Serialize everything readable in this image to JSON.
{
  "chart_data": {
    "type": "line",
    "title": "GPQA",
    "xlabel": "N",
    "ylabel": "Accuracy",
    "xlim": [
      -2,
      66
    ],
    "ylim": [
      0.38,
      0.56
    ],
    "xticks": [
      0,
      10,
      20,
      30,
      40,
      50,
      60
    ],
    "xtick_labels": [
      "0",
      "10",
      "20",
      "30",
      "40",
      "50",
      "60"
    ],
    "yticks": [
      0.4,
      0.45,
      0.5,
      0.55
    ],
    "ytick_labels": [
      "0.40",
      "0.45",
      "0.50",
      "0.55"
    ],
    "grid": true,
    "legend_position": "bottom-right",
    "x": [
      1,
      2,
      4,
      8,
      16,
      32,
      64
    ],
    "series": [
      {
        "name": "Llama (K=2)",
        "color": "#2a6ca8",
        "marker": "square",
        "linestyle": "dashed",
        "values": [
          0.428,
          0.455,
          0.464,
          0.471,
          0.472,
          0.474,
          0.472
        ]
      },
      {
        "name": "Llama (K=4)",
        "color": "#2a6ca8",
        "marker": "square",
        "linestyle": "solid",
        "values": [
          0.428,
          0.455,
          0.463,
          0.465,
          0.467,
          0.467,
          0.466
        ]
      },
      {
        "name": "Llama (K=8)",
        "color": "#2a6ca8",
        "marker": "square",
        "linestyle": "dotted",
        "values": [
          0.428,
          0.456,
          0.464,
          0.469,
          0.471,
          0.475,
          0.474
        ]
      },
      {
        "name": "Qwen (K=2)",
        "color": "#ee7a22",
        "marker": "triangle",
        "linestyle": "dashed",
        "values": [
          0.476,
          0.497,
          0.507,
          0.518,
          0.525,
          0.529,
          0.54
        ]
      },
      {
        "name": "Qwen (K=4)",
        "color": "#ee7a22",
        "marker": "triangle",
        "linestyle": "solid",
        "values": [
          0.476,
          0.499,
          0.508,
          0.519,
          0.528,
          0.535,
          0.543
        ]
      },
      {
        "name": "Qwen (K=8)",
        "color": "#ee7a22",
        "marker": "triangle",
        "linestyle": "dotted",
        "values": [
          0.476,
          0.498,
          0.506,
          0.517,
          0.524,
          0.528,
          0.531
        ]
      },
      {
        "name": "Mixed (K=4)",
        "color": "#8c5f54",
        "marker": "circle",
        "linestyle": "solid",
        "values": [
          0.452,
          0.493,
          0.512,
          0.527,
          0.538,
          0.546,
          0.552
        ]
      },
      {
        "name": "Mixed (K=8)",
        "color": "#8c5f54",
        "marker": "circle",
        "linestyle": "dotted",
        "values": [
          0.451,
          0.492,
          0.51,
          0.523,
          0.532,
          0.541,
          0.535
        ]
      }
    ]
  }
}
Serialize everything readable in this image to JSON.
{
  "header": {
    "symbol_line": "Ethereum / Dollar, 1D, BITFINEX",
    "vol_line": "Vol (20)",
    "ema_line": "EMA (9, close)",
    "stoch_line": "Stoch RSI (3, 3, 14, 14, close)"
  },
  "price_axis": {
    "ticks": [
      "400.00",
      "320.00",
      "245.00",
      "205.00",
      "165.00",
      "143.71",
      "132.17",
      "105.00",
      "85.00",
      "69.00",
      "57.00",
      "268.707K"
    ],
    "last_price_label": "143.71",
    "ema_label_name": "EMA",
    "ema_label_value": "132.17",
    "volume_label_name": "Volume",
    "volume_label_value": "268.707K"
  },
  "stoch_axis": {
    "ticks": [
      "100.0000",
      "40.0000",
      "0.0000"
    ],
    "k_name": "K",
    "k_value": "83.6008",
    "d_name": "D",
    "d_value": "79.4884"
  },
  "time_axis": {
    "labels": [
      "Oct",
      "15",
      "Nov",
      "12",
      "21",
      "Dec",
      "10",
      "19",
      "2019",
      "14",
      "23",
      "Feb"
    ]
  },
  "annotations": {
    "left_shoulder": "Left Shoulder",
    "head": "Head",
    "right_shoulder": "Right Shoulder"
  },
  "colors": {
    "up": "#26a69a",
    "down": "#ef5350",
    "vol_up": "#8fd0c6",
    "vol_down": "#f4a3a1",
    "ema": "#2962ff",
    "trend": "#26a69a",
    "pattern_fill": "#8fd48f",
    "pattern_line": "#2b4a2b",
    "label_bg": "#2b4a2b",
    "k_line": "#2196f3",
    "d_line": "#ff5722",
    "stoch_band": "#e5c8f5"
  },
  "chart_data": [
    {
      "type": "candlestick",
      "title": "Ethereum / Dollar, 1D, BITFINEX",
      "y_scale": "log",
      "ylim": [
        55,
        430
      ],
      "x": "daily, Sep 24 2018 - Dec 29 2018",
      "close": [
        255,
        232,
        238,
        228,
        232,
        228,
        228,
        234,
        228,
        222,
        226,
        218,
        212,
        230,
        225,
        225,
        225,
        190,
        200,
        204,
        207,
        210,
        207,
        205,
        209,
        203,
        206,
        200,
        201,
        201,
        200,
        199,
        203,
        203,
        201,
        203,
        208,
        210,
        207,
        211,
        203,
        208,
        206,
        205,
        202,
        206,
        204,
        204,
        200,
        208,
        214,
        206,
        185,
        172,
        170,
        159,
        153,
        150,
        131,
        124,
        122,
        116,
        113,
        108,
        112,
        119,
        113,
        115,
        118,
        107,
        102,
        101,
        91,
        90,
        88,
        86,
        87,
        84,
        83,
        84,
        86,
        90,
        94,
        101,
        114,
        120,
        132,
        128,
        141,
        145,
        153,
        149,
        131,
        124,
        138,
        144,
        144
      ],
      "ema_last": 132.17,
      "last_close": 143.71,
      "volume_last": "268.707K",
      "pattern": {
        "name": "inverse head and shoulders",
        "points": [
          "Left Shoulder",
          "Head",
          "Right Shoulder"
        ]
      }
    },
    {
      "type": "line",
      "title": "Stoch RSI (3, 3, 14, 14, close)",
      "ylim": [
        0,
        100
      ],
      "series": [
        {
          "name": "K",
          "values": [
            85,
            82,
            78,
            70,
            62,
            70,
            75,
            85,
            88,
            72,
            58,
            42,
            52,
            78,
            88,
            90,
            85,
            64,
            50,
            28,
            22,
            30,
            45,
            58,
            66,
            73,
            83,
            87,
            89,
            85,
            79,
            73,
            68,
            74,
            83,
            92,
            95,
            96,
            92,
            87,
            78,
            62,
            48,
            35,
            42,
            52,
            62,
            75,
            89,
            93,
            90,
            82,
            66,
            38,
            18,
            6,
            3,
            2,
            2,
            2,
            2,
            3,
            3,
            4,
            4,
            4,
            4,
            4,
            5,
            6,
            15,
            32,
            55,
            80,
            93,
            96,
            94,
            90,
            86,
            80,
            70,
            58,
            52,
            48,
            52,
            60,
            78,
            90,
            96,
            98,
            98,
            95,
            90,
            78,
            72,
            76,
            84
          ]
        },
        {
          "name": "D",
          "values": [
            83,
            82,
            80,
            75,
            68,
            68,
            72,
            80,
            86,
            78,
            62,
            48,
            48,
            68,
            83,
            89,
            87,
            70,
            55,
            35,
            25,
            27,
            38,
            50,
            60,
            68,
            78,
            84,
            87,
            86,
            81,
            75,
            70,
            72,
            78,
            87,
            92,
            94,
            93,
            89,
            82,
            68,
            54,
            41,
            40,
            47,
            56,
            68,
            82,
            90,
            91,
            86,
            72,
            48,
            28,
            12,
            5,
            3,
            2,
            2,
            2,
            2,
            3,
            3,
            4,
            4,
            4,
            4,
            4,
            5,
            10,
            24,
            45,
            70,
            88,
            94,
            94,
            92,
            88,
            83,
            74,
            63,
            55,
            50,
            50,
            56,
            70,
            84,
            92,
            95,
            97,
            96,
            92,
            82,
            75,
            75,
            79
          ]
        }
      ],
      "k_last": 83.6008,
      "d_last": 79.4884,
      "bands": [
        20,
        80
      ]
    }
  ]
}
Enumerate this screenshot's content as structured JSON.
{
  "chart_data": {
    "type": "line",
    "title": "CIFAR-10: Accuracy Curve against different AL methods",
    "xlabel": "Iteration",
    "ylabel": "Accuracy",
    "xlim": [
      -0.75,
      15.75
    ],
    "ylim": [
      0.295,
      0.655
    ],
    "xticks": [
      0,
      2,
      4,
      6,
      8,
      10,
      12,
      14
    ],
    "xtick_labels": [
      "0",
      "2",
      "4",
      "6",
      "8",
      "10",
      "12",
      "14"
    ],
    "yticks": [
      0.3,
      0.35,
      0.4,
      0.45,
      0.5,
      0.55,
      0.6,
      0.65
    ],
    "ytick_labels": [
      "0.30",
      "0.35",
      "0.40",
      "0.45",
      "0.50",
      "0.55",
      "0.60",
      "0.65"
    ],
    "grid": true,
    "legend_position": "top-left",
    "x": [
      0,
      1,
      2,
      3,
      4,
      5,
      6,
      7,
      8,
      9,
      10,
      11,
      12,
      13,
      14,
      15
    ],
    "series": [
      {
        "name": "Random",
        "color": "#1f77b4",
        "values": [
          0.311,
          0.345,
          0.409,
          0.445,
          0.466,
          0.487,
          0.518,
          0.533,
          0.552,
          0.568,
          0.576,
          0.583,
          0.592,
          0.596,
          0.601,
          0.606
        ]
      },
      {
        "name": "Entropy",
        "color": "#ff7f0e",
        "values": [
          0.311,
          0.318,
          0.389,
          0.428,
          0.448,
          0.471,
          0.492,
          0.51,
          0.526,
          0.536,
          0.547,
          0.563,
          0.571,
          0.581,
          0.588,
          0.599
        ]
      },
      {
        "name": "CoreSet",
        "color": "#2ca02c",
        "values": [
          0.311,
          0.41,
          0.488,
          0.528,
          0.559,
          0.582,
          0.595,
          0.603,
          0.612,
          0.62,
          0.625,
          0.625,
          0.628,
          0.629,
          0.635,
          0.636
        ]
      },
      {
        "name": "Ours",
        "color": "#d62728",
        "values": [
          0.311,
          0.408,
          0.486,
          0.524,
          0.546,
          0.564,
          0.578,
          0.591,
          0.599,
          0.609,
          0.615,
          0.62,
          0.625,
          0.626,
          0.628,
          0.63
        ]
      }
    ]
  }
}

────────────────────────────────────────

Required task: Extract every line of the records above that contains the word "Qwen".

Answer for the task:
        "name": "Qwen (K=2)",
        "name": "Qwen (K=4)",
        "name": "Qwen (K=8)",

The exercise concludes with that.